── READING PASSAGE
From: Bernd Schubert <bs@q-leap.de>
To: linux-scsi@vger.kernel.org
Subject: [PATCH] scsi device recovery
Date: Wed, 12 Dec 2007 13:54:14 +0100 [thread overview]
Message-ID: <200712121354.14474.bs@q-leap.de> (raw)
Hi,
below is a patch introducing device recovery, trying to prevent i/o errors
when a DID_NO_CONNECT or SOFT_ERROR does happen.
The patch still needs quite some work:
1.) I still didn't figure out what is the best place to run
sdev->deh.ehandler = kthread_run(scsi_device_error_handler, ...)
2.) As I see it, its not a good idea to run spi_schedule_dv_device() in
scsi_error.c, since spi_schedule_dv_device() is in scsi_transport_spi.c,
which seems to be separated from the core scsi-layer.
So what is another way to initiate a DV in scsi_error.c?
3.) Maybe related to 2), for now I'm calling spi_schedule_dv_device(), but
this is not always doing what I want.
────
── STORED DATA
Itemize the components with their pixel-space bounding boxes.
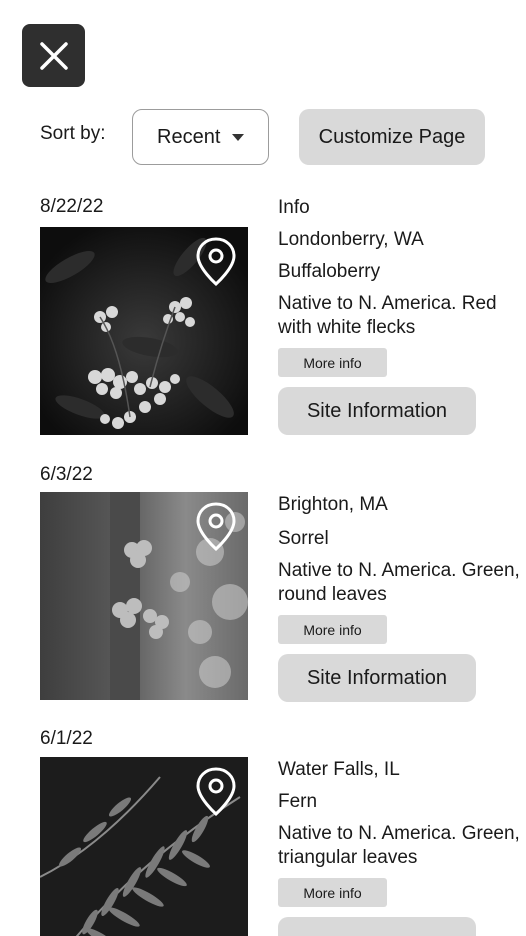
────
TO DO:
- A) According to the scsi device recovery patch email, which two conditions does the patch try to keep from causing i/o errors?
- B) Carry the scsi device recovery patch email forward, writing on from its last sentence.

RESPONSE LIST:
- A) DID_NO_CONNECT and SOFT_ERROR.

- B)
[ 406.785104] sd 5:0:2:0: deh: scheduling domain validation
[ 408.422530] target5:0:2: Beginning Domain Validation
[ 408.466620] target5:0:2: Domain Validation skipping write tests
[ 408.472771] target5:0:2: Ending Domain Validation
Hmm, somehow related to sdev->inquiry_len, but isn't it the task of
spi_schedule_dv_device() and subfunctions to do that properly?
Any comments, hints and help is appreciated.
Signed-of-by: Bernd Schubert <bs@q-leap.de>
Index: linux-2.6.22/drivers/scsi/scsi_error.c
===================================================================
--- linux-2.6.22.orig/drivers/scsi/scsi_error.c 2007-12-12 12:26:20.000000000
+0100
+++ linux-2.6.22/drivers/scsi/scsi_error.c 2007-12-12 13:08:40.000000000 +0100
@@ -33,6 +33,7 @@
#include <scsi/scsi_transport.h>
#include <scsi/scsi_host.h>
#include <scsi/scsi_ioctl.h>
+#include <scsi/scsi_transport_spi.h>
#include "scsi_priv.h"
#include "scsi_logging.h"
@@ -1589,6 +1590,153 @@ int scsi_error_handler(void *data)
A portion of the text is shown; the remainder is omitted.